Do this » Look through the material and copy each line holding "JSON".

Entries provided »
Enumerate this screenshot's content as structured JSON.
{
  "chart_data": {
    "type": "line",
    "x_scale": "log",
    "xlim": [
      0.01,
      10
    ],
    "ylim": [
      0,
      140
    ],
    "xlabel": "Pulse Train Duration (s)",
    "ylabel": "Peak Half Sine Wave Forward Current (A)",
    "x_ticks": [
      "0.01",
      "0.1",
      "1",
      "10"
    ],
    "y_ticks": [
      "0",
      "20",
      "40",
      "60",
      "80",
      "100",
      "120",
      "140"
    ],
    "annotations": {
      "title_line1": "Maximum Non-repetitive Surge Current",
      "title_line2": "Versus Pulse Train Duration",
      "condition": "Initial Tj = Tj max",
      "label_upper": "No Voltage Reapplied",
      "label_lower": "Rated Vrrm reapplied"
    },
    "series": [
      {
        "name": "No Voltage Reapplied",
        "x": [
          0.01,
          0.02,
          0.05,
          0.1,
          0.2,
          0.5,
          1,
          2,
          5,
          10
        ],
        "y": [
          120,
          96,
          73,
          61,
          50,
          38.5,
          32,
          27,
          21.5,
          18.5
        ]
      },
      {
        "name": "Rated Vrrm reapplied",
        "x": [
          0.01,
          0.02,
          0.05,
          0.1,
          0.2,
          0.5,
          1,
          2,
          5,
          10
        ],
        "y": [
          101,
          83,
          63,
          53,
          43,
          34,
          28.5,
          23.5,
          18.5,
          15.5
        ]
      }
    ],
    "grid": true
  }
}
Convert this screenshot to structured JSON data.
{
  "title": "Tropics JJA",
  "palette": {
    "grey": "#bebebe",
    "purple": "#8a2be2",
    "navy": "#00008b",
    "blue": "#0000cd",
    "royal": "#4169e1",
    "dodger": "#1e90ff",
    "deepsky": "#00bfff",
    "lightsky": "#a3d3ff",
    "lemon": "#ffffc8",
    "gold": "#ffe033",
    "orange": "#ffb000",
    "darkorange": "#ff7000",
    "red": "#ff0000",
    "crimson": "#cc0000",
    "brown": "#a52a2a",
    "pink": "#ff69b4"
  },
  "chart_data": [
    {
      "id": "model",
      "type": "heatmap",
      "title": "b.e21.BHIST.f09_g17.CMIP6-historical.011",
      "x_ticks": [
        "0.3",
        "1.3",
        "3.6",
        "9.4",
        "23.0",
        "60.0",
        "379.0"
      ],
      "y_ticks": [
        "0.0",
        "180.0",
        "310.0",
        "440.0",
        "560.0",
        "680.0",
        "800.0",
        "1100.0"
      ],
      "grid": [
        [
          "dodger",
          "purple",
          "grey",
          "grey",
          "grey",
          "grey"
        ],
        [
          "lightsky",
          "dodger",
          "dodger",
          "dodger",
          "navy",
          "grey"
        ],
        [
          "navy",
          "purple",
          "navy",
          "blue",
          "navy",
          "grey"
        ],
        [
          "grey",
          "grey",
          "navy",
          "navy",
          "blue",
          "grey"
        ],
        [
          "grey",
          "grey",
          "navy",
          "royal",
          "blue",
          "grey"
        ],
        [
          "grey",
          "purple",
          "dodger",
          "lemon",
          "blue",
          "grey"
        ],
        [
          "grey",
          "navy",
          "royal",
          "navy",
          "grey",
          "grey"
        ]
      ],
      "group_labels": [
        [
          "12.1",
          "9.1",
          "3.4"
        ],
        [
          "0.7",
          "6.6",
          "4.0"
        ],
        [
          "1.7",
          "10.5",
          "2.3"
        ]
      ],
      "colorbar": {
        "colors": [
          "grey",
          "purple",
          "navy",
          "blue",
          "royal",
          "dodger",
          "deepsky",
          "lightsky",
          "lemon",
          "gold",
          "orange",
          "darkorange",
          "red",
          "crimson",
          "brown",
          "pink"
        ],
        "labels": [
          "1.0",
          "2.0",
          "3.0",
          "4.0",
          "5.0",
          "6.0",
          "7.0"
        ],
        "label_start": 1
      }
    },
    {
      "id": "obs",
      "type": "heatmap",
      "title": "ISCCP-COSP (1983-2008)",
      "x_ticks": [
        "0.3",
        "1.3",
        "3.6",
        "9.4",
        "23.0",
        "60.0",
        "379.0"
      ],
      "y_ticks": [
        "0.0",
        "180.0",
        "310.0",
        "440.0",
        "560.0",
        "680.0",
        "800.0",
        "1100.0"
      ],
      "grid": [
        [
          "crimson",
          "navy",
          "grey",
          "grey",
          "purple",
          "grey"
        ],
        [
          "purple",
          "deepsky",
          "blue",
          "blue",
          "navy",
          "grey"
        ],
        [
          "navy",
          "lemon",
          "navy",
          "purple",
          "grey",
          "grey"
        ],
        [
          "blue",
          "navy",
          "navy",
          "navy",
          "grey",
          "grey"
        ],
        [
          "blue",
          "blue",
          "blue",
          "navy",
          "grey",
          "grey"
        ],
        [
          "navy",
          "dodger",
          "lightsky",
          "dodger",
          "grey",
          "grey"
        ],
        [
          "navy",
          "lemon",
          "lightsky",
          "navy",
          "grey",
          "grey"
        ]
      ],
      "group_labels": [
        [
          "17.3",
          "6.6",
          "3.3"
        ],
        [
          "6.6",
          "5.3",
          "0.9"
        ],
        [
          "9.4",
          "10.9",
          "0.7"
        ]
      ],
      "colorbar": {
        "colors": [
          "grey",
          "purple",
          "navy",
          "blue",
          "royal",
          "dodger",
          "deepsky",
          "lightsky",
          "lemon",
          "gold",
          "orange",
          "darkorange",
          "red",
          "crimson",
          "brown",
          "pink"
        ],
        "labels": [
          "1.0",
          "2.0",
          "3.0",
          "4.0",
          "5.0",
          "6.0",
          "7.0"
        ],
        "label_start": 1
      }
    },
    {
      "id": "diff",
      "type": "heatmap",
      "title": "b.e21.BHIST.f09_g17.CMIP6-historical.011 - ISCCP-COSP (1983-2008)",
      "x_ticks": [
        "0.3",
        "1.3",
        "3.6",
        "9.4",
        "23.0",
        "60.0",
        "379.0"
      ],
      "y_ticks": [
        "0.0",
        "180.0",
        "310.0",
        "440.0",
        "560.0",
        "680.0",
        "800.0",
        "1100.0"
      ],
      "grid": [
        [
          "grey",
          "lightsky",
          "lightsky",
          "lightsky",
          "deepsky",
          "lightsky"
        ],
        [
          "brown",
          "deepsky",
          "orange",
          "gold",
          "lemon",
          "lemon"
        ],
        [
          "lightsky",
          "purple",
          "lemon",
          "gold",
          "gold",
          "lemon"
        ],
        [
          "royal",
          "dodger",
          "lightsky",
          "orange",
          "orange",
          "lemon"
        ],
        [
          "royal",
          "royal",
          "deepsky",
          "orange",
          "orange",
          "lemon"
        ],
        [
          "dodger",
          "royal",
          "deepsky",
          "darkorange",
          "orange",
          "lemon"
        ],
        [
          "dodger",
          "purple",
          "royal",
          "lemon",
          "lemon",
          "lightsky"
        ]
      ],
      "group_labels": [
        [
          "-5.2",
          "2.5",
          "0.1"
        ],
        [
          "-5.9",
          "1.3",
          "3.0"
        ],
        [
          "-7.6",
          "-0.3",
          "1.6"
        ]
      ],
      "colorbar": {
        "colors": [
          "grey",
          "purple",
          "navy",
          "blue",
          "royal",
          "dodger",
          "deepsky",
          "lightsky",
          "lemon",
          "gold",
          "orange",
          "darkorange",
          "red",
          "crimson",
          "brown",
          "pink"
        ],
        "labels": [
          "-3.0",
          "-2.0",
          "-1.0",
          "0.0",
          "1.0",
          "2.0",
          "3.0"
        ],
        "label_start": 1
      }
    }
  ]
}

Solution for this task »
Enumerate this screenshot's content as structured JSON.
Convert this screenshot to structured JSON data.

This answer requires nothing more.